_Stated task_.
Output every line of the material below as a JSON list of strings, one string per line, with blank lines skipped. Leave the pictures out of the answer.

──────── Input records

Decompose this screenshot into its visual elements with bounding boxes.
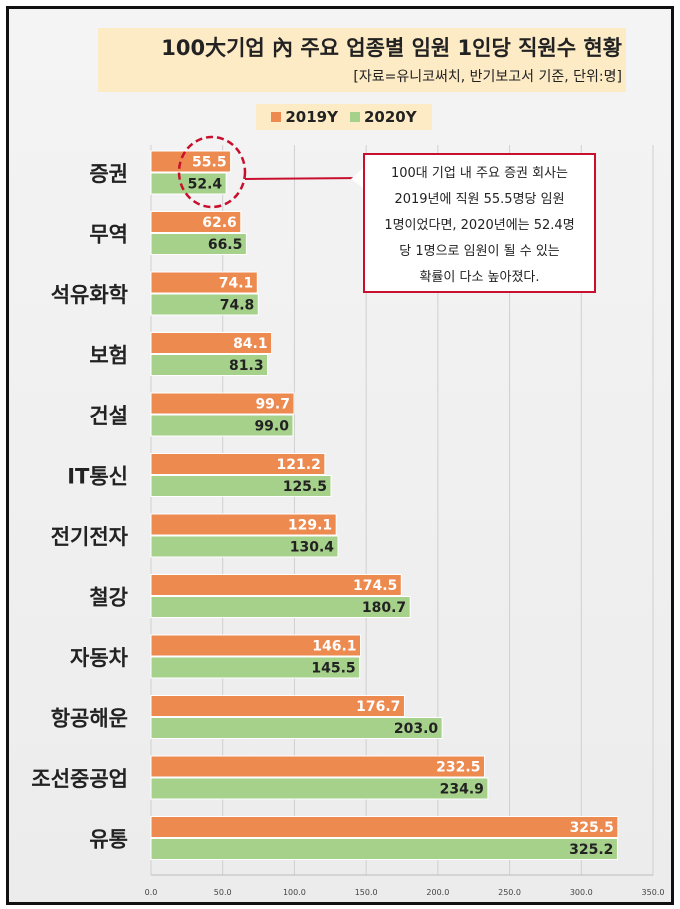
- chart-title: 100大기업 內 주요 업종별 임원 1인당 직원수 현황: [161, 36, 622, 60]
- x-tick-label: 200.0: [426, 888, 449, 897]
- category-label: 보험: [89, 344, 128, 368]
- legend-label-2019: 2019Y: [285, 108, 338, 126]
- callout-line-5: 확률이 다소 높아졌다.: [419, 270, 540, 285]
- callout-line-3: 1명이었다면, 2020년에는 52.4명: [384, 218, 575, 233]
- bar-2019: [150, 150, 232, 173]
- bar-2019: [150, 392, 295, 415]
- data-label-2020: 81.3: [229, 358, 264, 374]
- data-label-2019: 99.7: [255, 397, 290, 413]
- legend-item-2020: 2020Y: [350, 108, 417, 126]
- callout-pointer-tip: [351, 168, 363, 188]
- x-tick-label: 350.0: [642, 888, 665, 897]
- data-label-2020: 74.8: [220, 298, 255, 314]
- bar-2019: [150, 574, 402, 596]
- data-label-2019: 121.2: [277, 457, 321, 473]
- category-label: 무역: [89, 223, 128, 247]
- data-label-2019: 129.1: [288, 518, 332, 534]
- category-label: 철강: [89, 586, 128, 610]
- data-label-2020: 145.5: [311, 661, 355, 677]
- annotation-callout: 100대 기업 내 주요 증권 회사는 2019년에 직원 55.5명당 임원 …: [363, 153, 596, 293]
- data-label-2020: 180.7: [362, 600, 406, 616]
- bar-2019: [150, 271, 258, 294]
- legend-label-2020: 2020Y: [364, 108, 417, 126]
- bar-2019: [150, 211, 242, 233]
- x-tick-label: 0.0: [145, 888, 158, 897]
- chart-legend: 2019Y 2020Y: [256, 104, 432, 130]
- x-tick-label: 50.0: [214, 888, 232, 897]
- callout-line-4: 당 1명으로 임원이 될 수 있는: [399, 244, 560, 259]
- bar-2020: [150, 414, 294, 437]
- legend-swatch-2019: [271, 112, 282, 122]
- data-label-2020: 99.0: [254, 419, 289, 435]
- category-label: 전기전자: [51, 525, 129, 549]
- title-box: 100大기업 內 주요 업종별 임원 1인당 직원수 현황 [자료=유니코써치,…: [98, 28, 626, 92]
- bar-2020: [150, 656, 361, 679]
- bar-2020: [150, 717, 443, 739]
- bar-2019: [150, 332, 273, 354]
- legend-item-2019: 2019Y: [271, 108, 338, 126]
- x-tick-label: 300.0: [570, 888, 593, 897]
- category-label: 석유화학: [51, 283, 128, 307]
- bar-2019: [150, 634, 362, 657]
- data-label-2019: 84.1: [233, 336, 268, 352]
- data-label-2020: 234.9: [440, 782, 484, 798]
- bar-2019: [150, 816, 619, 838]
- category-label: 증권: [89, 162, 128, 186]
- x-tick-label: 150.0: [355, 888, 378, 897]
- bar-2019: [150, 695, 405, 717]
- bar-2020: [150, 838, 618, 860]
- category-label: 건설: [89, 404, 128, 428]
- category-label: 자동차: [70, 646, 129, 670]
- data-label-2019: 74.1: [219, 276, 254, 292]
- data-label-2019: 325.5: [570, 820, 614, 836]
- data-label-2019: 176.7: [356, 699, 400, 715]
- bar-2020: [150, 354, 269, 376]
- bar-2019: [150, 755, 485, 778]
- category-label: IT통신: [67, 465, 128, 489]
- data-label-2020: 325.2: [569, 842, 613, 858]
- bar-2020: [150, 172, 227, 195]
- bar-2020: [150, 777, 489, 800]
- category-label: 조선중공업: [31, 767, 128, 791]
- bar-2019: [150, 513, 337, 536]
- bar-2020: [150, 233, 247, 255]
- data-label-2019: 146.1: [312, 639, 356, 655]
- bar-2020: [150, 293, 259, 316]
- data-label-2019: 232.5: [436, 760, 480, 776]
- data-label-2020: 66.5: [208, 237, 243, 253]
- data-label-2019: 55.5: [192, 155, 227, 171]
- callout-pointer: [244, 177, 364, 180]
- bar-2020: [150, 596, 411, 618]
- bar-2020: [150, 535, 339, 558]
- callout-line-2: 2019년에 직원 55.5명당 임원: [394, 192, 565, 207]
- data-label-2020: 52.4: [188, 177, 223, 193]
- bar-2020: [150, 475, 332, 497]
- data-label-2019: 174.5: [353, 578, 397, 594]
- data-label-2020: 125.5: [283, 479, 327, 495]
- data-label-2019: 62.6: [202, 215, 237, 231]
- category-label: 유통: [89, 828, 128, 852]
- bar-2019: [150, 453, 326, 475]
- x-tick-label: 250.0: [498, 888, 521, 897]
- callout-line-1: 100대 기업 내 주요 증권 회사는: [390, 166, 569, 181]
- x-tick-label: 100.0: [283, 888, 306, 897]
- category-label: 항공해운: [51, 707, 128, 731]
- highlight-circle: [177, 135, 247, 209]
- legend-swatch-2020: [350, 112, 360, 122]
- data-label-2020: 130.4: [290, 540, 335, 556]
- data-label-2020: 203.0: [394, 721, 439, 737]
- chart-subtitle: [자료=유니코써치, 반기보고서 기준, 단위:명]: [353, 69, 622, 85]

────────────────

_Complete answer_.
[
  "Decompose this screenshot into its visual elements with bounding boxes.",
  "- chart-title: 100大기업 內 주요 업종별 임원 1인당 직원수 현황: [161, 36, 622, 60]",
  "- x-tick-label: 200.0: [426, 888, 449, 897]",
  "- category-label: 보험: [89, 344, 128, 368]",
  "- legend-label-2019: 2019Y: [285, 108, 338, 126]",
  "- callout-line-5: 확률이 다소 높아졌다.: [419, 270, 540, 285]",
  "- callout-line-3: 1명이었다면, 2020년에는 52.4명: [384, 218, 575, 233]",
  "- bar-2019: [150, 150, 232, 173]",
  "- bar-2019: [150, 392, 295, 415]",
  "- data-label-2020: 81.3: [229, 358, 264, 374]",
  "- data-label-2019: 99.7: [255, 397, 290, 413]",
  "- legend-item-2020: 2020Y: [350, 108, 417, 126]",
  "- callout-pointer-tip: [351, 168, 363, 188]",
  "- x-tick-label: 350.0: [642, 888, 665, 897]",
  "- data-label-2020: 74.8: [220, 298, 255, 314]",
  "- bar-2019: [150, 574, 402, 596]",
  "- data-label-2019: 121.2: [277, 457, 321, 473]",
  "- category-label: 무역: [89, 223, 128, 247]",
  "- data-label-2019: 129.1: [288, 518, 332, 534]",
  "- category-label: 철강: [89, 586, 128, 610]",
  "- data-label-2020: 145.5: [311, 661, 355, 677]",
  "- annotation-callout: 100대 기업 내 주요 증권 회사는 2019년에 직원 55.5명당 임원 …: [363, 153, 596, 293]",
  "- data-label-2020: 180.7: [362, 600, 406, 616]",
  "- bar-2019: [150, 271, 258, 294]",
  "- legend-label-2020: 2020Y: [364, 108, 417, 126]",
  "- bar-2019: [150, 211, 242, 233]",
  "- x-tick-label: 0.0: [145, 888, 158, 897]",
  "- chart-legend: 2019Y 2020Y: [256, 104, 432, 130]",
  "- x-tick-label: 50.0: [214, 888, 232, 897]",
  "- callout-line-4: 당 1명으로 임원이 될 수 있는: [399, 244, 560, 259]",
  "- bar-2020: [150, 414, 294, 437]",
  "- legend-swatch-2019: [271, 112, 282, 122]",
  "- data-label-2020: 99.0: [254, 419, 289, 435]",
  "- category-label: 전기전자: [51, 525, 129, 549]",
  "- title-box: 100大기업 內 주요 업종별 임원 1인당 직원수 현황 [자료=유니코써치,…: [98, 28, 626, 92]",
  "- bar-2020: [150, 656, 361, 679]",
  "- bar-2020: [150, 717, 443, 739]",
  "- bar-2019: [150, 332, 273, 354]",
  "- legend-item-2019: 2019Y: [271, 108, 338, 126]",
  "- x-tick-label: 300.0: [570, 888, 593, 897]",
  "- category-label: 석유화학: [51, 283, 128, 307]",
  "- bar-2019: [150, 634, 362, 657]",
  "- data-label-2019: 84.1: [233, 336, 268, 352]",
  "- data-label-2020: 234.9: [440, 782, 484, 798]",
  "- bar-2019: [150, 816, 619, 838]",
  "- category-label: 증권: [89, 162, 128, 186]",
  "- x-tick-label: 150.0: [355, 888, 378, 897]",
  "- bar-2019: [150, 695, 405, 717]",
  "- bar-2020: [150, 838, 618, 860]",
  "- category-label: 건설: [89, 404, 128, 428]",
  "- category-label: 자동차: [70, 646, 129, 670]",
  "- data-label-2019: 74.1: [219, 276, 254, 292]",
  "- data-label-2019: 325.5: [570, 820, 614, 836]",
  "- data-label-2019: 176.7: [356, 699, 400, 715]",
  "- bar-2020: [150, 354, 269, 376]",
  "- bar-2019: [150, 755, 485, 778]",
  "- category-label: IT통신: [67, 465, 128, 489]",
  "- data-label-2020: 325.2: [569, 842, 613, 858]",
  "- bar-2020: [150, 172, 227, 195]",
  "- bar-2020: [150, 777, 489, 800]",
  "- category-label: 조선중공업: [31, 767, 128, 791]",
  "- bar-2019: [150, 513, 337, 536]",
  "- bar-2020: [150, 233, 247, 255]",
  "- data-label-2019: 146.1: [312, 639, 356, 655]",
  "- bar-2020: [150, 293, 259, 316]",
  "- data-label-2019: 232.5: [436, 760, 480, 776]",
  "- data-label-2020: 66.5: [208, 237, 243, 253]",
  "- data-label-2019: 55.5: [192, 155, 227, 171]",
  "- callout-pointer: [244, 177, 364, 180]",
  "- bar-2020: [150, 596, 411, 618]",
  "- bar-2020: [150, 535, 339, 558]",
  "- callout-line-2: 2019년에 직원 55.5명당 임원: [394, 192, 565, 207]",
  "- data-label-2020: 52.4: [188, 177, 223, 193]",
  "- bar-2020: [150, 475, 332, 497]",
  "- data-label-2019: 174.5: [353, 578, 397, 594]",
  "- data-label-2020: 125.5: [283, 479, 327, 495]",
  "- data-label-2019: 62.6: [202, 215, 237, 231]",
  "- category-label: 유통: [89, 828, 128, 852]",
  "- bar-2019: [150, 453, 326, 475]",
  "- x-tick-label: 250.0: [498, 888, 521, 897]",
  "- callout-line-1: 100대 기업 내 주요 증권 회사는: [390, 166, 569, 181]",
  "- x-tick-label: 100.0: [283, 888, 306, 897]",
  "- category-label: 항공해운: [51, 707, 128, 731]",
  "- highlight-circle: [177, 135, 247, 209]",
  "- legend-swatch-2020: [350, 112, 360, 122]",
  "- data-label-2020: 130.4: [290, 540, 335, 556]",
  "- data-label-2020: 203.0: [394, 721, 439, 737]",
  "- chart-subtitle: [자료=유니코써치, 반기보고서 기준, 단위:명]: [353, 69, 622, 85]"
]